-- begin --

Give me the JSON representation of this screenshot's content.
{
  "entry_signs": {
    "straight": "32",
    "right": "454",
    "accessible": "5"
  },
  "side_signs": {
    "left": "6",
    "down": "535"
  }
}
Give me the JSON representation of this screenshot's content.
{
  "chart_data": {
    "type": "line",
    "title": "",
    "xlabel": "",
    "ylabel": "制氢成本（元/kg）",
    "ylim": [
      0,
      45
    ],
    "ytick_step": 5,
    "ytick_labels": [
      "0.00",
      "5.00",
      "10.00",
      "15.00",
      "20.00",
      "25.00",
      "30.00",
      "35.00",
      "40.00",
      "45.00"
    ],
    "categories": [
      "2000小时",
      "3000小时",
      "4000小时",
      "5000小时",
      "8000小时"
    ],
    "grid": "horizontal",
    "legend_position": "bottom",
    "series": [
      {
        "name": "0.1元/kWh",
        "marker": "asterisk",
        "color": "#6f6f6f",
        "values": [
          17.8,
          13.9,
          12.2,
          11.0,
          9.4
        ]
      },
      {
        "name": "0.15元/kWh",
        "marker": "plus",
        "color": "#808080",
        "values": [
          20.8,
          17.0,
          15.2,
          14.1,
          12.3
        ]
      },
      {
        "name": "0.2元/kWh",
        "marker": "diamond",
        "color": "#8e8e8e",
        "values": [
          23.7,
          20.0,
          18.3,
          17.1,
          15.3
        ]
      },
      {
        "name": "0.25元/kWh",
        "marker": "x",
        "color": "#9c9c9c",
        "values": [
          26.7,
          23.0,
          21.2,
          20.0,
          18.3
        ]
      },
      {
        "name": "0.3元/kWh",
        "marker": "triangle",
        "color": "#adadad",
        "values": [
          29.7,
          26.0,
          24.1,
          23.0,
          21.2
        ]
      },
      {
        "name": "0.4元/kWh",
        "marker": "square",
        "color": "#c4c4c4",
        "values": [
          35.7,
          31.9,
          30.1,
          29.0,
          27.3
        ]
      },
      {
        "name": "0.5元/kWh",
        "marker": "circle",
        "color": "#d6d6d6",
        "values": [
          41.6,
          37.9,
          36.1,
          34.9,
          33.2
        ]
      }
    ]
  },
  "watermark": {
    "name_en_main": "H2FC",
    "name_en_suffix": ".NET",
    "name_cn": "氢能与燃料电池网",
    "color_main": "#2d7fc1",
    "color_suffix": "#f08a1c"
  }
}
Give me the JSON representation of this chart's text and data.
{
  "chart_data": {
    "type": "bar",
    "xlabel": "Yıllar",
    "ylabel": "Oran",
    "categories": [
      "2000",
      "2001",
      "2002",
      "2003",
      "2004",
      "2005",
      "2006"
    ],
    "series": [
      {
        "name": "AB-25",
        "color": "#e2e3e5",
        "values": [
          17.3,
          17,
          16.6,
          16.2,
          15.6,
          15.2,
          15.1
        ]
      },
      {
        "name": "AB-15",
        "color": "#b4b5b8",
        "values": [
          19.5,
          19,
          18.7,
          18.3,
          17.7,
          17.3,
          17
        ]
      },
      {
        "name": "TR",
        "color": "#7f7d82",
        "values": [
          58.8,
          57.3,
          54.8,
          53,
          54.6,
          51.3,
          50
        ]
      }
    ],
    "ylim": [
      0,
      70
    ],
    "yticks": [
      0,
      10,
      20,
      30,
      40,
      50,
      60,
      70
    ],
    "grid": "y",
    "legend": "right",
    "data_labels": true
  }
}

-- end --

Search the entries for the word "marker" and copy every line that has it.

        "marker": "asterisk",
        "marker": "plus",
        "marker": "diamond",
        "marker": "x",
        "marker": "triangle",
        "marker": "square",
        "marker": "circle",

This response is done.